__SET PROBLEM__:
Format the data below as a numbered list, leaving out any blank lines.

__Data items__:
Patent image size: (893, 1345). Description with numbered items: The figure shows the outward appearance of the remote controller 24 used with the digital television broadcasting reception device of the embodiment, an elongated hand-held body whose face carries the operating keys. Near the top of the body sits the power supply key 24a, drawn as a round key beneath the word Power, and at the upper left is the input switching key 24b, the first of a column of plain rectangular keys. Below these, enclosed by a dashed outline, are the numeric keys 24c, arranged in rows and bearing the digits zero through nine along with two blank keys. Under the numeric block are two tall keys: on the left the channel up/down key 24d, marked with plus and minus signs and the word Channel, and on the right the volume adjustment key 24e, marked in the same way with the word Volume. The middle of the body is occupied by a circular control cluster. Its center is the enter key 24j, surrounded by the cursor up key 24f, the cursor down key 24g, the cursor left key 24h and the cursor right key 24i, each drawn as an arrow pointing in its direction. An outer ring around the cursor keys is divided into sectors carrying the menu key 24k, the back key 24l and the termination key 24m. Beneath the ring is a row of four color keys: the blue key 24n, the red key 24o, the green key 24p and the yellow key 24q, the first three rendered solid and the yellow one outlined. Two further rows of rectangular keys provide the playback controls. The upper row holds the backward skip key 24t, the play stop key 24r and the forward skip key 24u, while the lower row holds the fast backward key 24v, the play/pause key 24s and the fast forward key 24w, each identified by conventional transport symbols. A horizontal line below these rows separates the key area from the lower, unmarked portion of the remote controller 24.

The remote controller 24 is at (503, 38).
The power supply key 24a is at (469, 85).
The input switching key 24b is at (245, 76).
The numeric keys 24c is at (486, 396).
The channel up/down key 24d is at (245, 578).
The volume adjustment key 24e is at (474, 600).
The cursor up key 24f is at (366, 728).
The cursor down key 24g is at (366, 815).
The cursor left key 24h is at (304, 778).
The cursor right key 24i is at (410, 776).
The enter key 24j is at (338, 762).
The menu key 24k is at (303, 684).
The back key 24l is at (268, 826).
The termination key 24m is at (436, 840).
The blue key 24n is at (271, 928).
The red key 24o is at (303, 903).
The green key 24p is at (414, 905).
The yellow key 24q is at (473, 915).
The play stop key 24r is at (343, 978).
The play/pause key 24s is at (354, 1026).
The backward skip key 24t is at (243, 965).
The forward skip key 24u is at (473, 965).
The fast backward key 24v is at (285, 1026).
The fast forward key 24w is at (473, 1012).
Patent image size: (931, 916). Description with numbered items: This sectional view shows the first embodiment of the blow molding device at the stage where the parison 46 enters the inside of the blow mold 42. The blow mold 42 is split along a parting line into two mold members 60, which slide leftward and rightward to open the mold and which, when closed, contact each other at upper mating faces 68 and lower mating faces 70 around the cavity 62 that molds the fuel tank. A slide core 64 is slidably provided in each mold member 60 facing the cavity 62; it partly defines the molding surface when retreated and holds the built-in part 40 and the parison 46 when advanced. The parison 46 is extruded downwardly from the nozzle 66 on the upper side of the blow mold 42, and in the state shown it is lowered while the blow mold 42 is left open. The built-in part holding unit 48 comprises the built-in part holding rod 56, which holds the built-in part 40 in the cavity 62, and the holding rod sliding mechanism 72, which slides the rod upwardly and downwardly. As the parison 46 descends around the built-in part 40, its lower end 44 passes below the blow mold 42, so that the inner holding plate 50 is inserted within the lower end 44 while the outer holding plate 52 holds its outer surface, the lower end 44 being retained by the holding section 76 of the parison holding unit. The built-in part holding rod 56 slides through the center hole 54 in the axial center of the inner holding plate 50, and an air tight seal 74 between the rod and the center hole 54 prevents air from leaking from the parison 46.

__RESULT OF THE EXERCISE__:
1. Patent image size: (893, 1345). Description with numbered items: The figure shows the outward appearance of the remote controller 24 used with the digital television broadcasting reception device of the embodiment, an elongated hand-held body whose face carries the operating keys. Near the top of the body sits the power supply key 24a, drawn as a round key beneath the word Power, and at the upper left is the input switching key 24b, the first of a column of plain rectangular keys. Below these, enclosed by a dashed outline, are the numeric keys 24c, arranged in rows and bearing the digits zero through nine along with two blank keys. Under the numeric block are two tall keys: on the left the channel up/down key 24d, marked with plus and minus signs and the word Channel, and on the right the volume adjustment key 24e, marked in the same way with the word Volume. The middle of the body is occupied by a circular control cluster. Its center is the enter key 24j, surrounded by the cursor up key 24f, the cursor down key 24g, the cursor left key 24h and the cursor right key 24i, each drawn as an arrow pointing in its direction. An outer ring around the cursor keys is divided into sectors carrying the menu key 24k, the back key 24l and the termination key 24m. Beneath the ring is a row of four color keys: the blue key 24n, the red key 24o, the green key 24p and the yellow key 24q, the first three rendered solid and the yellow one outlined. Two further rows of rectangular keys provide the playback controls. The upper row holds the backward skip key 24t, the play stop key 24r and the forward skip key 24u, while the lower row holds the fast backward key 24v, the play/pause key 24s and the fast forward key 24w, each identified by conventional transport symbols. A horizontal line below these rows separates the key area from the lower, unmarked portion of the remote controller 24.
2. The remote controller 24 is at (503, 38).
3. The power supply key 24a is at (469, 85).
4. The input switching key 24b is at (245, 76).
5. The numeric keys 24c is at (486, 396).
6. The channel up/down key 24d is at (245, 578).
7. The volume adjustment key 24e is at (474, 600).
8. The cursor up key 24f is at (366, 728).
9. The cursor down key 24g is at (366, 815).
10. The cursor left key 24h is at (304, 778).
11. The cursor right key 24i is at (410, 776).
12. The enter key 24j is at (338, 762).
13. The menu key 24k is at (303, 684).
14. The back key 24l is at (268, 826).
15. The termination key 24m is at (436, 840).
16. The blue key 24n is at (271, 928).
17. The red key 24o is at (303, 903).
18. The green key 24p is at (414, 905).
19. The yellow key 24q is at (473, 915).
20. The play stop key 24r is at (343, 978).
21. The play/pause key 24s is at (354, 1026).
22. The backward skip key 24t is at (243, 965).
23. The forward skip key 24u is at (473, 965).
24. The fast backward key 24v is at (285, 1026).
25. The fast forward key 24w is at (473, 1012).
26. Patent image size: (931, 916). Description with numbered items: This sectional view shows the first embodiment of the blow molding device at the stage where the parison 46 enters the inside of the blow mold 42. The blow mold 42 is split along a parting line into two mold members 60, which slide leftward and rightward to open the mold and which, when closed, contact each other at upper mating faces 68 and lower mating faces 70 around the cavity 62 that molds the fuel tank. A slide core 64 is slidably provided in each mold member 60 facing the cavity 62; it partly defines the molding surface when retreated and holds the built-in part 40 and the parison 46 when advanced. The parison 46 is extruded downwardly from the nozzle 66 on the upper side of the blow mold 42, and in the state shown it is lowered while the blow mold 42 is left open. The built-in part holding unit 48 comprises the built-in part holding rod 56, which holds the built-in part 40 in the cavity 62, and the holding rod sliding mechanism 72, which slides the rod upwardly and downwardly. As the parison 46 descends around the built-in part 40, its lower end 44 passes below the blow mold 42, so that the inner holding plate 50 is inserted within the lower end 44 while the outer holding plate 52 holds its outer surface, the lower end 44 being retained by the holding section 76 of the parison holding unit. The built-in part holding rod 56 slides through the center hole 54 in the axial center of the inner holding plate 50, and an air tight seal 74 between the rod and the center hole 54 prevents air from leaking from the parison 46.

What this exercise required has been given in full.